What you should do: Please report every line from the material that contains the word "olzhy".

Data supplied:
----

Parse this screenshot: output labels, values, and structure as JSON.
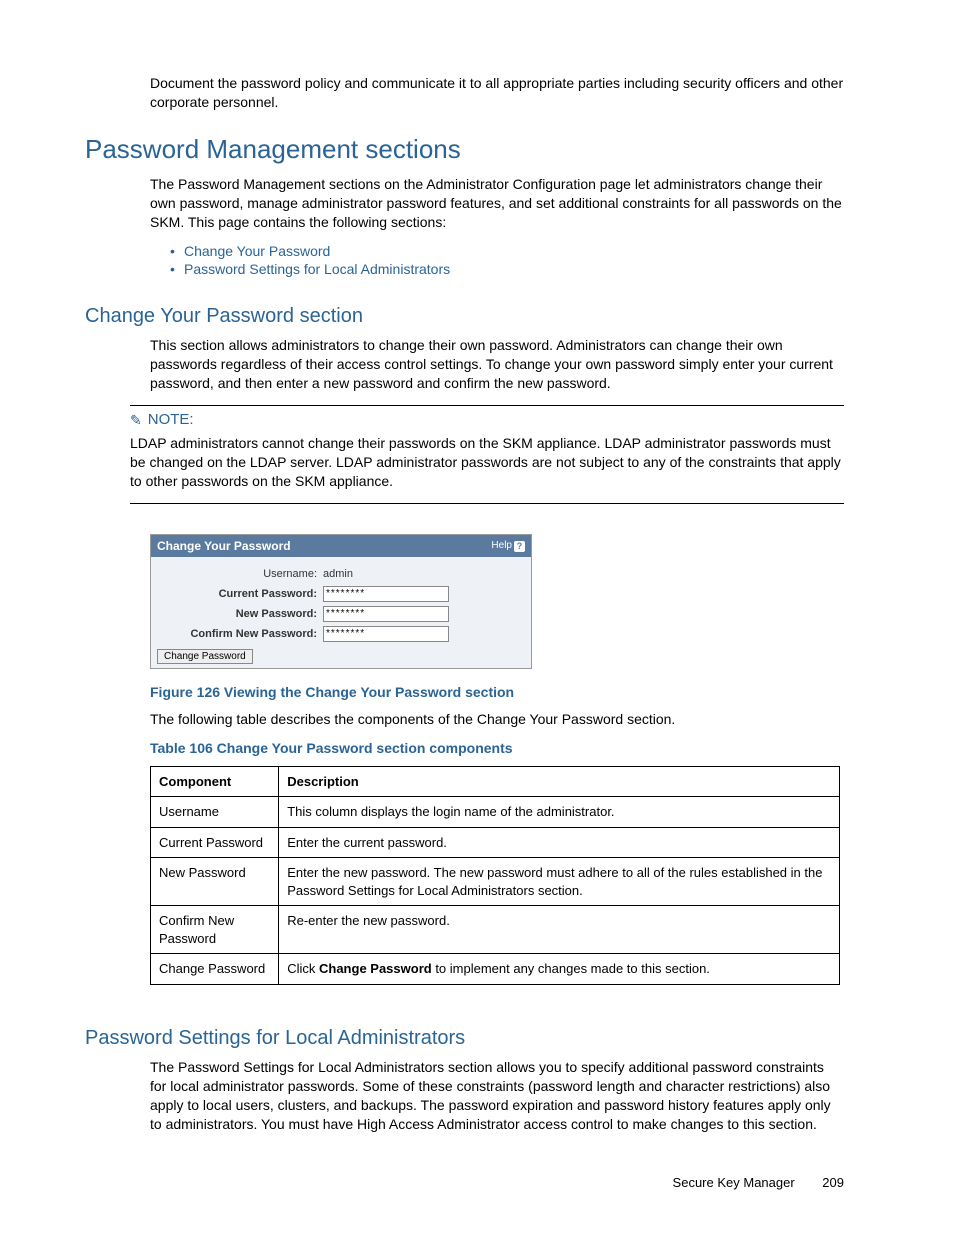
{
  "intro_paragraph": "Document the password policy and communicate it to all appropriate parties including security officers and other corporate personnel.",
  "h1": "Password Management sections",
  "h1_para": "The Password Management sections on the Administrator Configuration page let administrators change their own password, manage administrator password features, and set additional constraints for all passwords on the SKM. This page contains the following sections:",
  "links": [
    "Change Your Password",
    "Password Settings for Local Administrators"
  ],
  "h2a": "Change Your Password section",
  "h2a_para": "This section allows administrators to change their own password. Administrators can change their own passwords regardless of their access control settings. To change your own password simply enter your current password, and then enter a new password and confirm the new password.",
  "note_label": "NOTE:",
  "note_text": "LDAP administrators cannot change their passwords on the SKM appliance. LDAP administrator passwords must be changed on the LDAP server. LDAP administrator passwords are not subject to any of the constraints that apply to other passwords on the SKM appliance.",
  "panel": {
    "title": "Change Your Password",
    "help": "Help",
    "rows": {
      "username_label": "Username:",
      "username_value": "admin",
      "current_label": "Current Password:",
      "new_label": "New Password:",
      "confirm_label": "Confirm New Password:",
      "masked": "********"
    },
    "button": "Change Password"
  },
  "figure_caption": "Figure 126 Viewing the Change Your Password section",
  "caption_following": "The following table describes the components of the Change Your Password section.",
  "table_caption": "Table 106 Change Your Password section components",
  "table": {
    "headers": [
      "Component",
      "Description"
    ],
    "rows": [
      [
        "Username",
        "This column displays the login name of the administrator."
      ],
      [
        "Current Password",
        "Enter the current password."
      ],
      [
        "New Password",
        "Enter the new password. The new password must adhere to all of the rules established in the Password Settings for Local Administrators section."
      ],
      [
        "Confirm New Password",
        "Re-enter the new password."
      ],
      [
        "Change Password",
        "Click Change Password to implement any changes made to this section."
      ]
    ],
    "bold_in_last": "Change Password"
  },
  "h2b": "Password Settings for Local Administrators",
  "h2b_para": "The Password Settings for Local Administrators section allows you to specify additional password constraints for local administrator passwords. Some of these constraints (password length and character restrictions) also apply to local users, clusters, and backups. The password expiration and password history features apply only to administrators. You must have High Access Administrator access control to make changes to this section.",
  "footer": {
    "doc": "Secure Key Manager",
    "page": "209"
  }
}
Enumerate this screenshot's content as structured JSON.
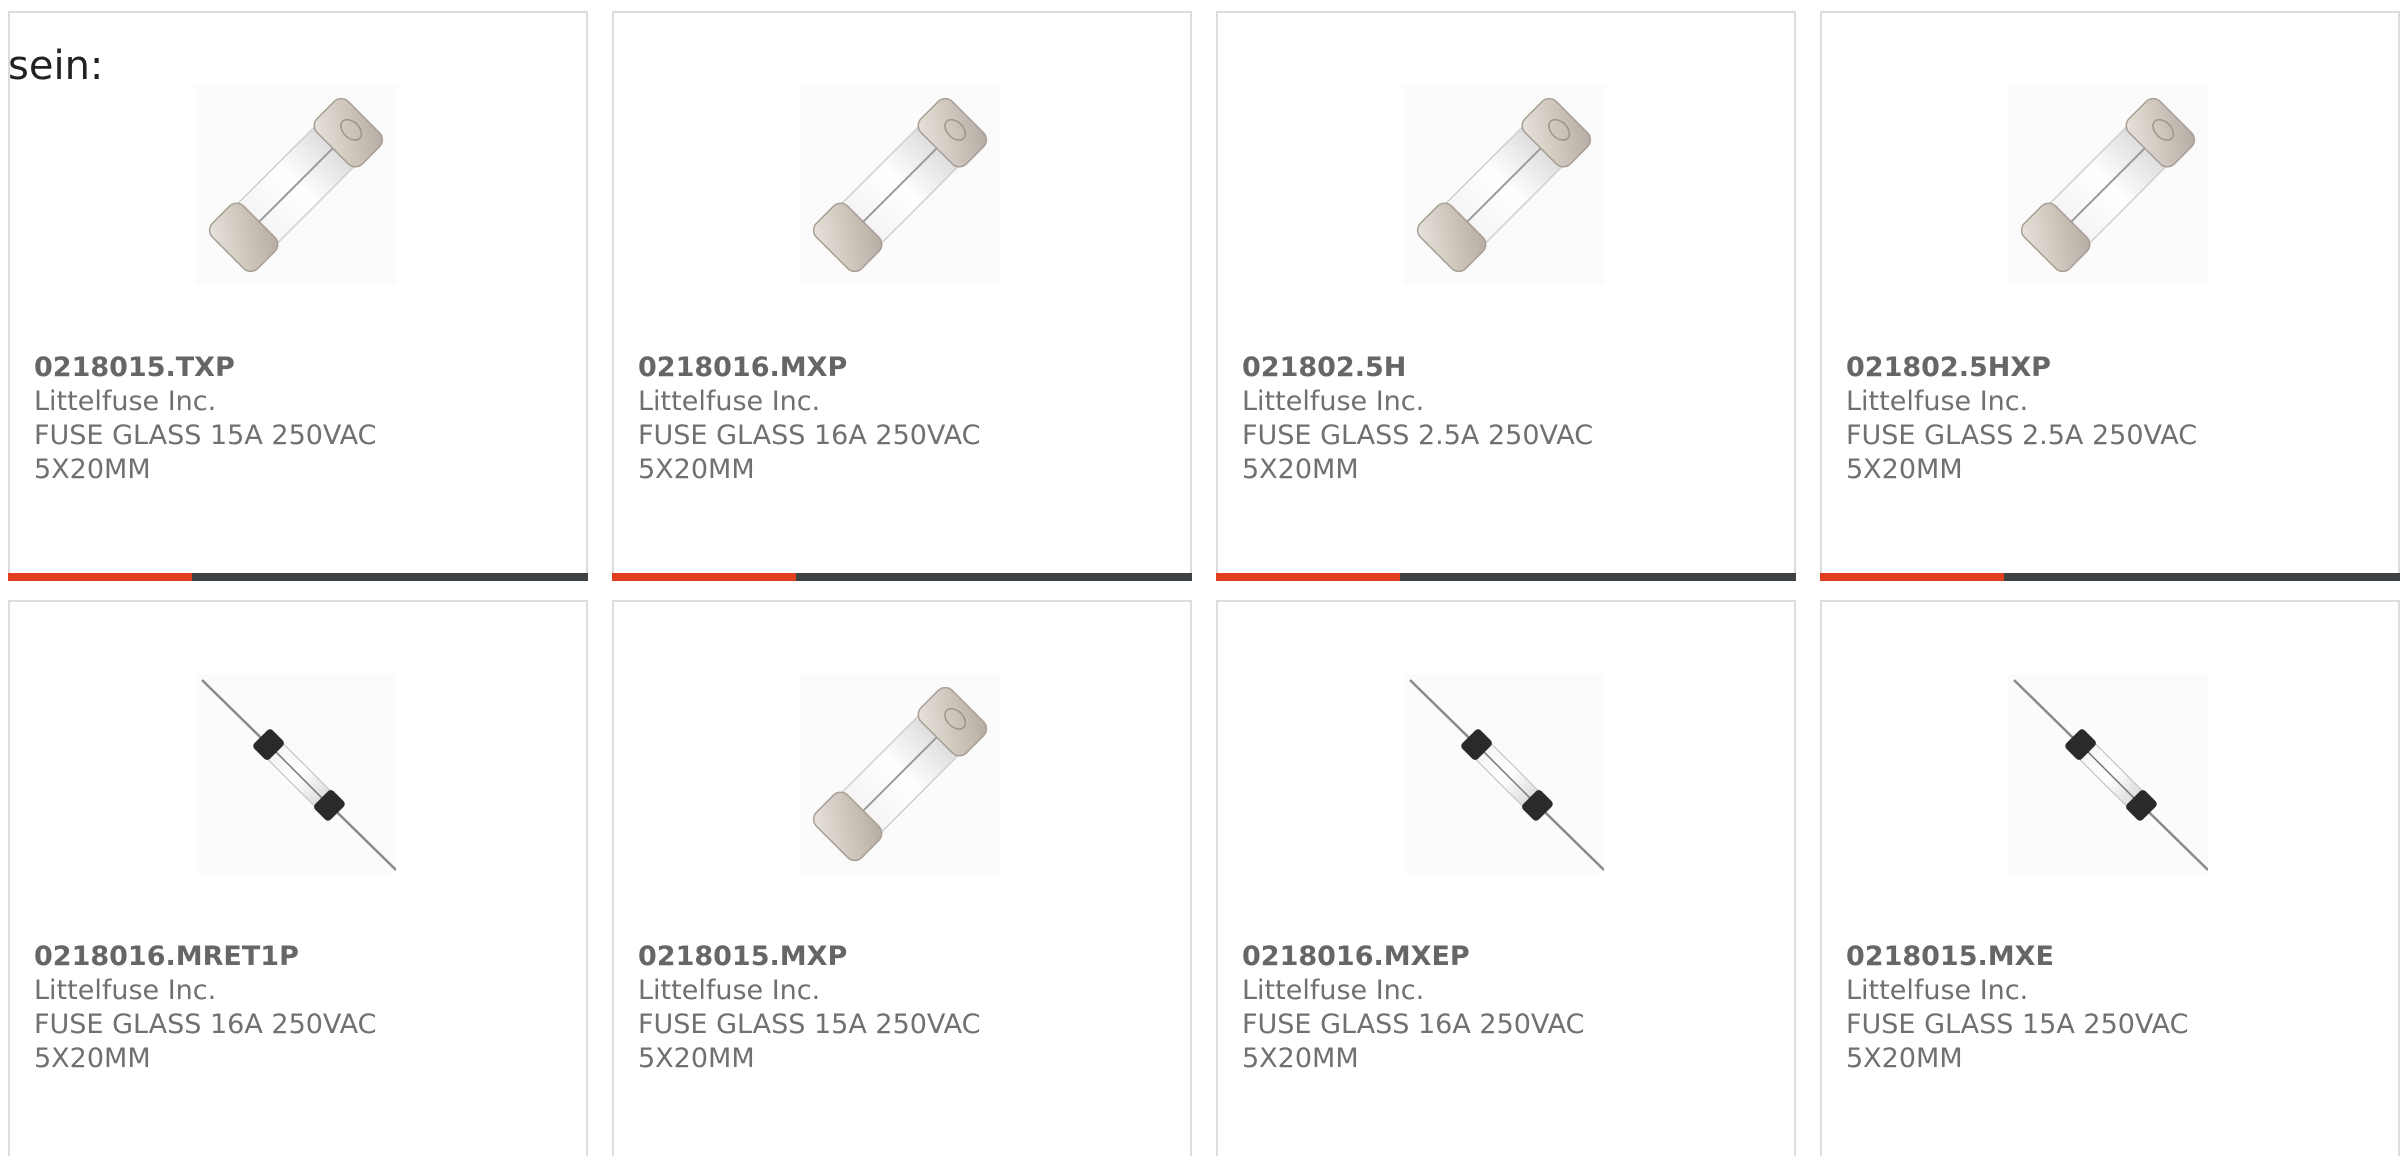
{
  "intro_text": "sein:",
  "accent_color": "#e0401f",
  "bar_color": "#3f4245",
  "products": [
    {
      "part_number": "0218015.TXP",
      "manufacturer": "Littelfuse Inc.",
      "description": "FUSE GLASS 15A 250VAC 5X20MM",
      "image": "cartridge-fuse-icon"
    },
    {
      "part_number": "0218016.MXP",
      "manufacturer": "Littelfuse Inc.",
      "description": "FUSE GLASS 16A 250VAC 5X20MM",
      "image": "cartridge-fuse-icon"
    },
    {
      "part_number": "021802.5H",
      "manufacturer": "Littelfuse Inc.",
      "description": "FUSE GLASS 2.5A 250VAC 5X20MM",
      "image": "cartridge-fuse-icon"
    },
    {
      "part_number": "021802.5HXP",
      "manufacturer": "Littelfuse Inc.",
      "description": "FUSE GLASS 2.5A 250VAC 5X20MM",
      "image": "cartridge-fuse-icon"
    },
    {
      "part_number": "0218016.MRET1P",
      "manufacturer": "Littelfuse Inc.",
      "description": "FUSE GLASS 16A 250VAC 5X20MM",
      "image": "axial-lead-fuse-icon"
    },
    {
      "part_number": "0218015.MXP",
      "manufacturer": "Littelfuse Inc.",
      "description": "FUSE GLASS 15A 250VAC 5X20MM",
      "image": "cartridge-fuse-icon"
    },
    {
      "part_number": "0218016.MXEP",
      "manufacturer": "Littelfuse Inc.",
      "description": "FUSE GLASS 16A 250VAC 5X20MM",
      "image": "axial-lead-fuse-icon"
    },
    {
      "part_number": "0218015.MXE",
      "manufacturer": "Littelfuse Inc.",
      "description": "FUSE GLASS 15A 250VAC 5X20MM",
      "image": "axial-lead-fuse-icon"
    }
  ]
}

----

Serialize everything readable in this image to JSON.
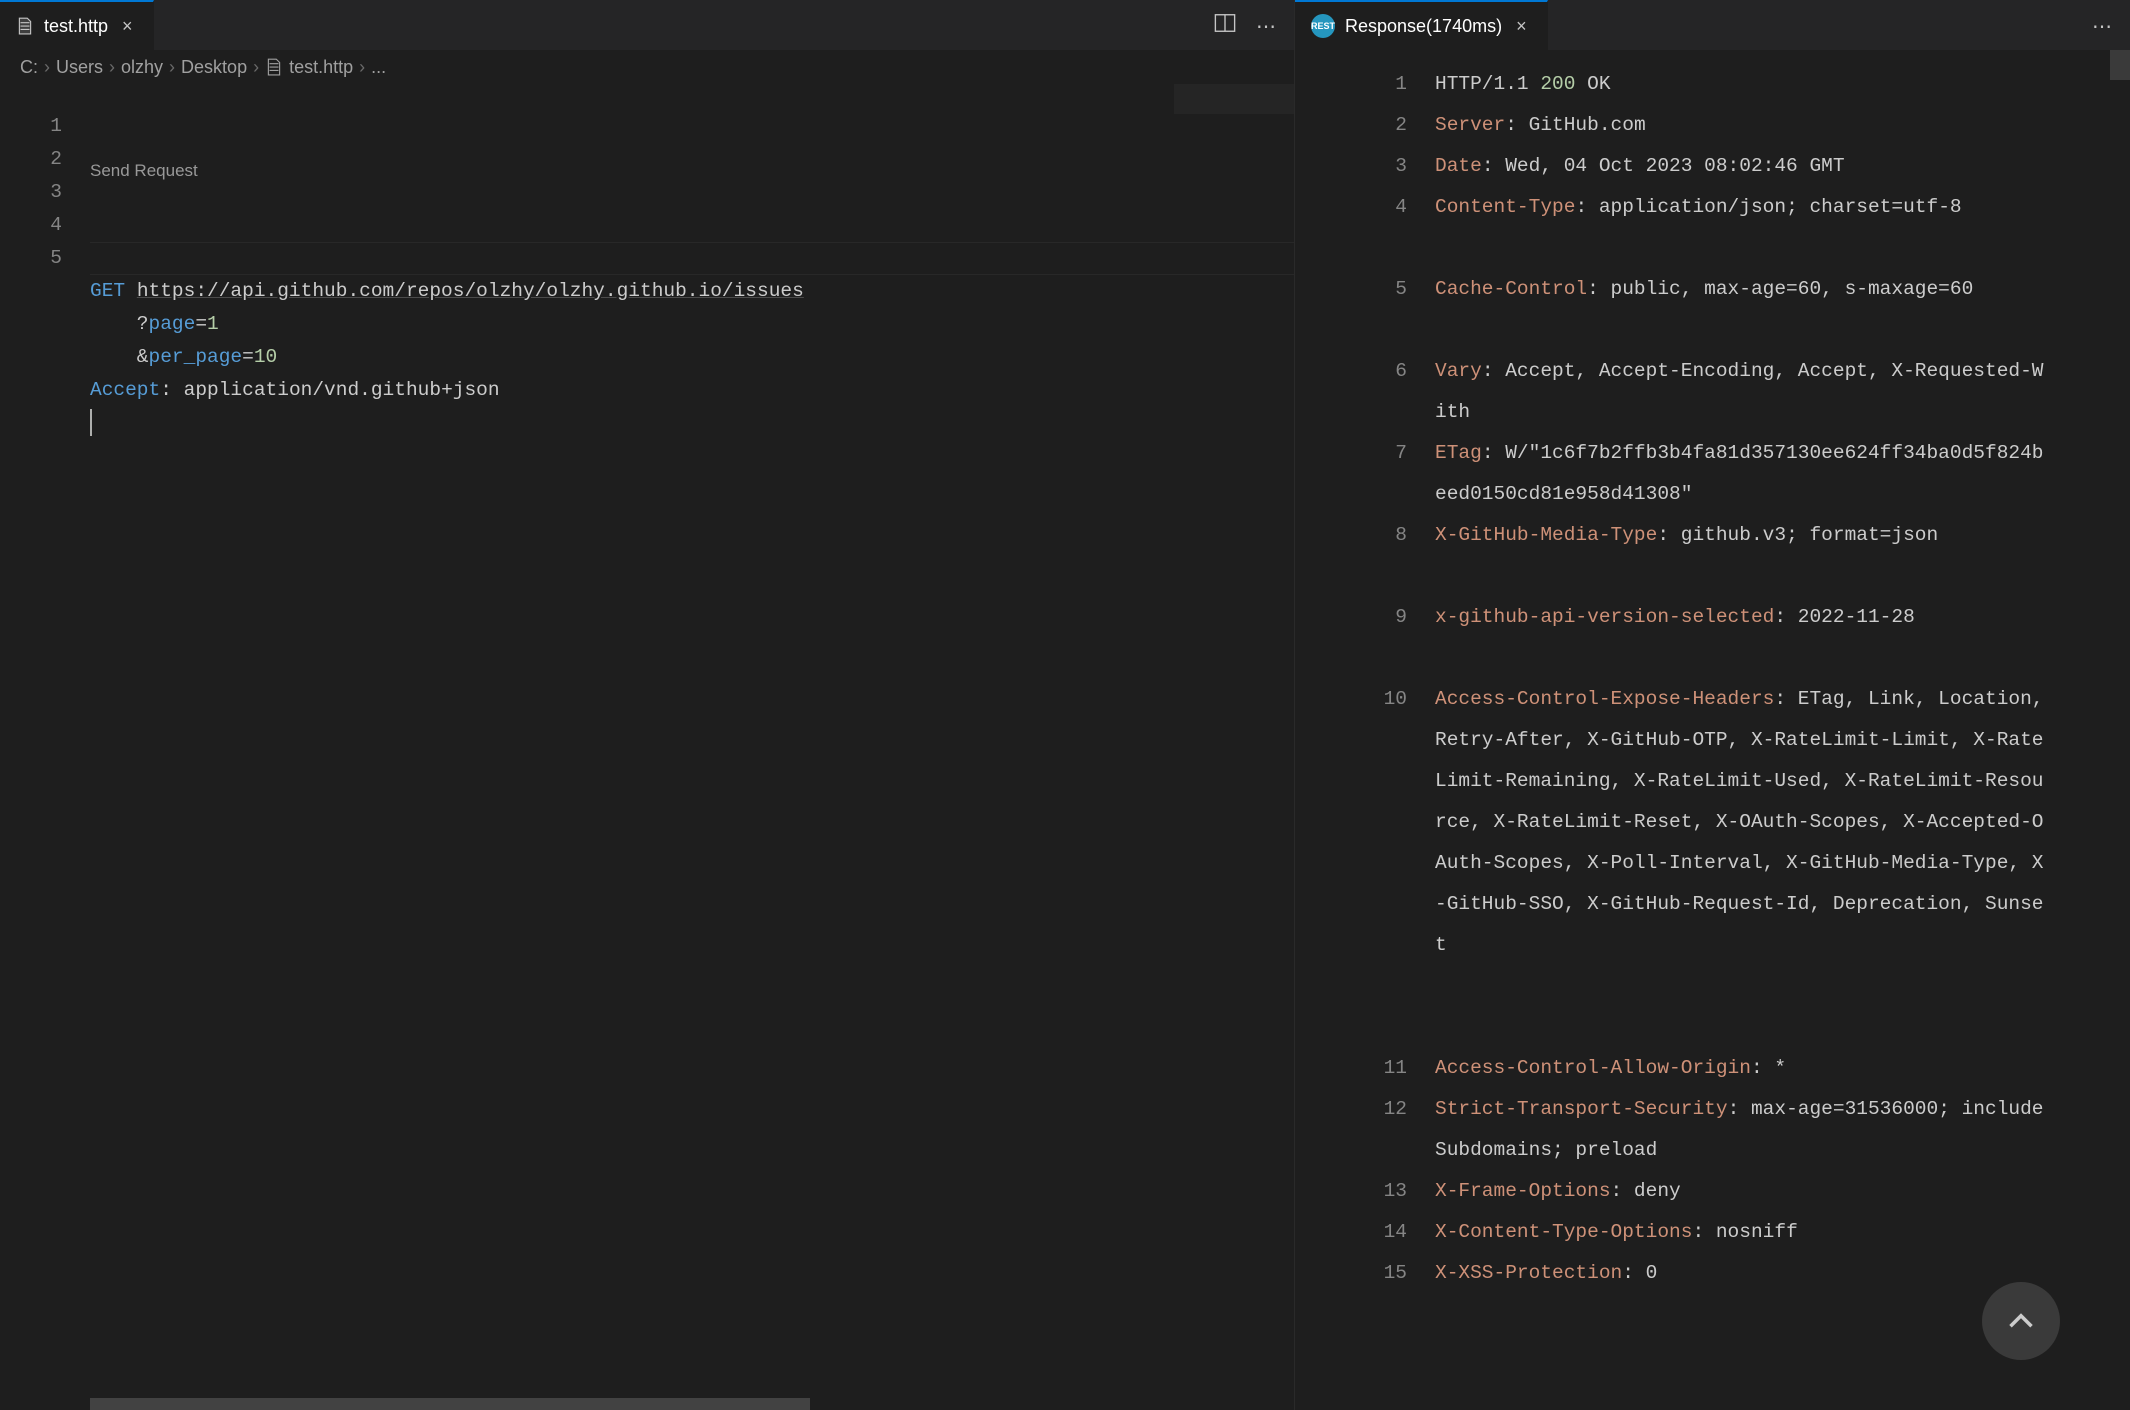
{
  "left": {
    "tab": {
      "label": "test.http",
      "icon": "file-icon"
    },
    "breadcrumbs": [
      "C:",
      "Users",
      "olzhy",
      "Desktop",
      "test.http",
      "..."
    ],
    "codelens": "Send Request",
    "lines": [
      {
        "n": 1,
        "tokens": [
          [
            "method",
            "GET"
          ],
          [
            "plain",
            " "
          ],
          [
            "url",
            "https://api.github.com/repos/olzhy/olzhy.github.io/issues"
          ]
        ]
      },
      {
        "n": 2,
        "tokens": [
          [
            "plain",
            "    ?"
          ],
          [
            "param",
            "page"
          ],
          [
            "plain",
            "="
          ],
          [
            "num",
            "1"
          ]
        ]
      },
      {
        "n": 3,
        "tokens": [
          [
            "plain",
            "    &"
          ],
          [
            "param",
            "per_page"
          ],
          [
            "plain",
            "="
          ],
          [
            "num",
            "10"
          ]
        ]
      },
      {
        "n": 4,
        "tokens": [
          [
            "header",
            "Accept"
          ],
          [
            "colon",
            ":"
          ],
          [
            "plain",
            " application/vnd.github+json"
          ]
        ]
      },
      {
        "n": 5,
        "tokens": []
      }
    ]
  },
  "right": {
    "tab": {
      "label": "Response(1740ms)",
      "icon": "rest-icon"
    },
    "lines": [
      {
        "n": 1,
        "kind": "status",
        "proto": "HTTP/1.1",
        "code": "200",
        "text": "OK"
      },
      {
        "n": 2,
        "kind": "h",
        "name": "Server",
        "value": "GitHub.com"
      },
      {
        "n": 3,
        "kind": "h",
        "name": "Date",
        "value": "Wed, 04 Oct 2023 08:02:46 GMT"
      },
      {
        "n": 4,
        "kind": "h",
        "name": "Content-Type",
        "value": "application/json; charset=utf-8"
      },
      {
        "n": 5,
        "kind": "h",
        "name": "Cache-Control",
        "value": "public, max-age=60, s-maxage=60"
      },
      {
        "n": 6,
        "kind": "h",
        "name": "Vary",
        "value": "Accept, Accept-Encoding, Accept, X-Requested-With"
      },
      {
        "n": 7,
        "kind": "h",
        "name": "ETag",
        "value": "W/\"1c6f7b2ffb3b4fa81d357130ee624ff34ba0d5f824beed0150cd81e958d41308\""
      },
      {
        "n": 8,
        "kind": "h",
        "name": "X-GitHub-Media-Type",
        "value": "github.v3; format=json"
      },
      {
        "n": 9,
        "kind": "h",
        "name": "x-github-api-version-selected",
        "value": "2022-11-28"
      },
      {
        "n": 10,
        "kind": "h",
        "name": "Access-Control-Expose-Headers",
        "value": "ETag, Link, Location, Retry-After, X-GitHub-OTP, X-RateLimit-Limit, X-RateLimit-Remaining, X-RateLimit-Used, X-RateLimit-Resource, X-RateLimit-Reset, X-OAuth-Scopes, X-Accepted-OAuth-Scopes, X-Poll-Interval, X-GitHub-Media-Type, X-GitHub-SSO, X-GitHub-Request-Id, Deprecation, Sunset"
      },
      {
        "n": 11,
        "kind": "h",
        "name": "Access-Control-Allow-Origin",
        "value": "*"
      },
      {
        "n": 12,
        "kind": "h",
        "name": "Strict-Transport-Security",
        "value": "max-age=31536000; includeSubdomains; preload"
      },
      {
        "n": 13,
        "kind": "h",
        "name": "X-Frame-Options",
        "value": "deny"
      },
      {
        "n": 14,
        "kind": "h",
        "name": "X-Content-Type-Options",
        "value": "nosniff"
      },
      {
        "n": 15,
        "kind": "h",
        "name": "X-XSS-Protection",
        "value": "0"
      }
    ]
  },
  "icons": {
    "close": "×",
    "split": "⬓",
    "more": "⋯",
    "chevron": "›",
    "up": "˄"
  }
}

----

Exercise output:
      "olzhy",
            "https://api.github.com/repos/olzhy/olzhy.github.io/issues"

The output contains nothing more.